Data entries
□ □ □ □ □ □ □

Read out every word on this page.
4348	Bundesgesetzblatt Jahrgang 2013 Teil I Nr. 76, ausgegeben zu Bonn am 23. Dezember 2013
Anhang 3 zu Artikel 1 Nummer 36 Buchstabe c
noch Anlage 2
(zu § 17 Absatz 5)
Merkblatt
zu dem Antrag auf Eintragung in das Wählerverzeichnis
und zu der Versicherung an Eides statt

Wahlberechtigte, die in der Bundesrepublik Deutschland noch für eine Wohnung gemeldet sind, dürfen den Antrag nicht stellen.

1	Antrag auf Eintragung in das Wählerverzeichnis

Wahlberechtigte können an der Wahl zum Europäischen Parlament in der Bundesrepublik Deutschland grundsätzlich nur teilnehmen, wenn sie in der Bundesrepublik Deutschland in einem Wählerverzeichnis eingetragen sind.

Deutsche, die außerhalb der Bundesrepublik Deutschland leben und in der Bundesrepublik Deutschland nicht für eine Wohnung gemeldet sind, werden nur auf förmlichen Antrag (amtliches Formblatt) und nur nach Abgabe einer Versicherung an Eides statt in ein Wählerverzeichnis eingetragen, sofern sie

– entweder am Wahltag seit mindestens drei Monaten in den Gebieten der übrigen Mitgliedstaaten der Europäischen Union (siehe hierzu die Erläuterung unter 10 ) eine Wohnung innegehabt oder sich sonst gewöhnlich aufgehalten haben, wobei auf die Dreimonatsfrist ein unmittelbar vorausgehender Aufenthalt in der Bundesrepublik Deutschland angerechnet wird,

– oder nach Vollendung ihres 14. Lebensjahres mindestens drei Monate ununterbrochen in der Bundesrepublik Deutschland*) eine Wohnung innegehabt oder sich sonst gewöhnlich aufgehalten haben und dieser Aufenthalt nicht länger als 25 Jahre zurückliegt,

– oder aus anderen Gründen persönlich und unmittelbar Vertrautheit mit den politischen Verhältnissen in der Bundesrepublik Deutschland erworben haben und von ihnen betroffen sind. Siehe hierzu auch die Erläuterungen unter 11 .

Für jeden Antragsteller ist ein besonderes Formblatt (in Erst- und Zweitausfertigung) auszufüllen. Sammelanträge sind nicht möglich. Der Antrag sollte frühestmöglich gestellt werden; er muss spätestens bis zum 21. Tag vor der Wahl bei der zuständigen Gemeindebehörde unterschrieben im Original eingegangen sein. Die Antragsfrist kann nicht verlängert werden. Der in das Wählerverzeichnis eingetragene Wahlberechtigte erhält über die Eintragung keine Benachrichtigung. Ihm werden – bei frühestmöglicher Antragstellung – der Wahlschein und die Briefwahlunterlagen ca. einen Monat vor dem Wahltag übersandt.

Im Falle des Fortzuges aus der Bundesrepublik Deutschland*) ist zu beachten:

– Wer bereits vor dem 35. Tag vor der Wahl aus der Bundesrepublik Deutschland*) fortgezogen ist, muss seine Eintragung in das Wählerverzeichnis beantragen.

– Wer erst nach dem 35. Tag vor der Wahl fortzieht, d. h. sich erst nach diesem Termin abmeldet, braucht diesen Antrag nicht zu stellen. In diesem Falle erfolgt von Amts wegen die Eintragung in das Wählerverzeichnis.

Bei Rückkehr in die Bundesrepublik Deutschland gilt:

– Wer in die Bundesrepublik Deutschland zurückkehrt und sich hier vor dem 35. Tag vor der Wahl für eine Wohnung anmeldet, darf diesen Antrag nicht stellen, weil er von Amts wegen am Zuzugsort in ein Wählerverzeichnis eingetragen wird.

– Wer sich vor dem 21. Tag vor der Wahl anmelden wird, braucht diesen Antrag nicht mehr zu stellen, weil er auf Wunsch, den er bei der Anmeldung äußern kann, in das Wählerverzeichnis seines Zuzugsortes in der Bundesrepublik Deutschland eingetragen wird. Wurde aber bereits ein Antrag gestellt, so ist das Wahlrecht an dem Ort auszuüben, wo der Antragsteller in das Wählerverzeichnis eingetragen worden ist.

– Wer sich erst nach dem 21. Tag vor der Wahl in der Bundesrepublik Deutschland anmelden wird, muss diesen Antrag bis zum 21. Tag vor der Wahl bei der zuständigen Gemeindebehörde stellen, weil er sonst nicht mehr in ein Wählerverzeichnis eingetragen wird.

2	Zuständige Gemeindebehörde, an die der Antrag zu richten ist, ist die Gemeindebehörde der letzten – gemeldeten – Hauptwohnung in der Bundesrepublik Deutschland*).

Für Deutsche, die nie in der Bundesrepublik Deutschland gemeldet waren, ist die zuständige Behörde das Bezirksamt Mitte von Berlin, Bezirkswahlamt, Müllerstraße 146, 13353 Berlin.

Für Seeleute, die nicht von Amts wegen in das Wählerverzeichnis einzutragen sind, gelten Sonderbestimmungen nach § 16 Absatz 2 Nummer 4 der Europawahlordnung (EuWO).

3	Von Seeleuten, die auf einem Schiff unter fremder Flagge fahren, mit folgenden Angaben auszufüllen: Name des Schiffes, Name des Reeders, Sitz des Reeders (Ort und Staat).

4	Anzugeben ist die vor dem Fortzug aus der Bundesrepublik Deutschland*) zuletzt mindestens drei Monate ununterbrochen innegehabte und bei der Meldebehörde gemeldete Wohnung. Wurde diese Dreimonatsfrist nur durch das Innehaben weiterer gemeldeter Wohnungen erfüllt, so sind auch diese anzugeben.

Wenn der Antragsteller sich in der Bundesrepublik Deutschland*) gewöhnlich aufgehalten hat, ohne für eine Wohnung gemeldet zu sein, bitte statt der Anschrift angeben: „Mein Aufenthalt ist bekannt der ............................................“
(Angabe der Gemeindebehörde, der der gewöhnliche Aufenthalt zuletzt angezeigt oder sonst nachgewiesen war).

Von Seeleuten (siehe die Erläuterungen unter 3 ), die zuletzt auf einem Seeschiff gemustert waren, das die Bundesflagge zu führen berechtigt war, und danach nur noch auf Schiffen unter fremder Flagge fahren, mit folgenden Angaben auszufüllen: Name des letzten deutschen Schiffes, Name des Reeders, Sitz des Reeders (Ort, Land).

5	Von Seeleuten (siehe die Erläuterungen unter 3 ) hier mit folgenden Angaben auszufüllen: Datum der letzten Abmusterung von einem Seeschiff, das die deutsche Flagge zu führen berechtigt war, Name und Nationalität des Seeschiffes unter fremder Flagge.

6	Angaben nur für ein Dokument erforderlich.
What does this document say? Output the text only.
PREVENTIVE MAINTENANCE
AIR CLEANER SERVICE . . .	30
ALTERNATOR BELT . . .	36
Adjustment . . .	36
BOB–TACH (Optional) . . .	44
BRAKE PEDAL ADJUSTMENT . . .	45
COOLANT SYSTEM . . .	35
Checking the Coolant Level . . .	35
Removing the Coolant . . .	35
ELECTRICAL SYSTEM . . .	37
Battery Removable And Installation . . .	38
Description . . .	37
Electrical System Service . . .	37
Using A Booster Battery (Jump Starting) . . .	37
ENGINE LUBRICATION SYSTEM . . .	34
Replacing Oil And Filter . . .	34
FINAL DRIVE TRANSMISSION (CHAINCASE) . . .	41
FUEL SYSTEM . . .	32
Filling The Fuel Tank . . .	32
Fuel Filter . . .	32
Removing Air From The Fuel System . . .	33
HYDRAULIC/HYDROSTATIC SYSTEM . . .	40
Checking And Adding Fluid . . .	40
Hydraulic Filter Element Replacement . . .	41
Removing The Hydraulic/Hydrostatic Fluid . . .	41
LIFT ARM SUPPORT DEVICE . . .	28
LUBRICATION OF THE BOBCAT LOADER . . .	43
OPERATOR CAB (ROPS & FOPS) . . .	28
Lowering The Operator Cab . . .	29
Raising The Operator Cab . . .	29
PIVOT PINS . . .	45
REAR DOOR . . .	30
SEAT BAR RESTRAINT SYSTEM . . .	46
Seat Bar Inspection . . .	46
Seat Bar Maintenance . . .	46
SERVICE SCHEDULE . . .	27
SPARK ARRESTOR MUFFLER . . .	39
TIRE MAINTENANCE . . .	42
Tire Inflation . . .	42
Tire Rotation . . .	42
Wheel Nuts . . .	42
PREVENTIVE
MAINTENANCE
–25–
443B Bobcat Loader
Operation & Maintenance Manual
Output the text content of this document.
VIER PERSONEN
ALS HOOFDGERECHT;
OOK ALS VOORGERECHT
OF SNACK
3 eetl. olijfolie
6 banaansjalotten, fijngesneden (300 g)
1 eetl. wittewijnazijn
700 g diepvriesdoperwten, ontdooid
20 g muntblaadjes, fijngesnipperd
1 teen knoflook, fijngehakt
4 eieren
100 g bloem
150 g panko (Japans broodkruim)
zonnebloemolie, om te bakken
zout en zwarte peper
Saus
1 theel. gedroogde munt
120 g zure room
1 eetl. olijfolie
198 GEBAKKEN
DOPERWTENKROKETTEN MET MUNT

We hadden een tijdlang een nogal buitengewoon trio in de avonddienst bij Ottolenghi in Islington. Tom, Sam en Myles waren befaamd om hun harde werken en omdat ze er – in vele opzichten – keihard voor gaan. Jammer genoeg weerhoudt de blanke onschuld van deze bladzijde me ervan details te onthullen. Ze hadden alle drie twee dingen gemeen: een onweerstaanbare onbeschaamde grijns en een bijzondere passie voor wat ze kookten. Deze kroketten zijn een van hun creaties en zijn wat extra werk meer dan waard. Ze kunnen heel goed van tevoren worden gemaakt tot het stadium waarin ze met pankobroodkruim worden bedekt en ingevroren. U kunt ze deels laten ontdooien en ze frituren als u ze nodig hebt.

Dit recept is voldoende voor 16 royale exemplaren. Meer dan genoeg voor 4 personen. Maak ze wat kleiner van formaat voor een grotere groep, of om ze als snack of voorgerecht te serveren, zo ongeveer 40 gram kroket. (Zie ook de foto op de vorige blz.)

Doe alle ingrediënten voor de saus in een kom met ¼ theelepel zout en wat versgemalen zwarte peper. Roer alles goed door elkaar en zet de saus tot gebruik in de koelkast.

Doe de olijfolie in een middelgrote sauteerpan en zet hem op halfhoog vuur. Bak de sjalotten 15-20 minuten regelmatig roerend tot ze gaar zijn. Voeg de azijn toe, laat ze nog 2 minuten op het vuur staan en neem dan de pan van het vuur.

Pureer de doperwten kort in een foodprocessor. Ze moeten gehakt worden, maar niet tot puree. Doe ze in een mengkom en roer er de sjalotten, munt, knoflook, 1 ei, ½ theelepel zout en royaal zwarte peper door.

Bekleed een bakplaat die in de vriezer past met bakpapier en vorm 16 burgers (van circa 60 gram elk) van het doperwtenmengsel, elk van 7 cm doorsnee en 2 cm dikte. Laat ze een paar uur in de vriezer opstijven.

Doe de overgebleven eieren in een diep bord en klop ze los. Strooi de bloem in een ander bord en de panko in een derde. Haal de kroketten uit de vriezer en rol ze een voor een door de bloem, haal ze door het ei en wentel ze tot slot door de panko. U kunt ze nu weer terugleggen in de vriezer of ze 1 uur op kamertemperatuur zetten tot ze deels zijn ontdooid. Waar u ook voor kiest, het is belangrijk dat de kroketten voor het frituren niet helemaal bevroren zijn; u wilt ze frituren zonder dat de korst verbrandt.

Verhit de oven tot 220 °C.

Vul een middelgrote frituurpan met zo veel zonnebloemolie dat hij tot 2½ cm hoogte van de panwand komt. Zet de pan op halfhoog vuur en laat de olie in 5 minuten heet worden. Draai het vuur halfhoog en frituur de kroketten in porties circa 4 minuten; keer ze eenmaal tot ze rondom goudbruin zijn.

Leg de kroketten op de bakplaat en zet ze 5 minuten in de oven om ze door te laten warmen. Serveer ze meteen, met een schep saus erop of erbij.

□ □ □ □ □ □ □

Work to do -
Search the entries for the word "peper", then gather every line that has it.

Full solution -
zout en zwarte peper
Doe alle ingrediënten voor de saus in een kom met ¼ theelepel zout en wat versgemalen zwarte peper. Roer alles goed door elkaar en zet de saus tot gebruik in de koelkast.
Pureer de doperwten kort in een foodprocessor. Ze moeten gehakt worden, maar niet tot puree. Doe ze in een mengkom en roer er de sjalotten, munt, knoflook, 1 ei, ½ theelepel zout en royaal zwarte peper door.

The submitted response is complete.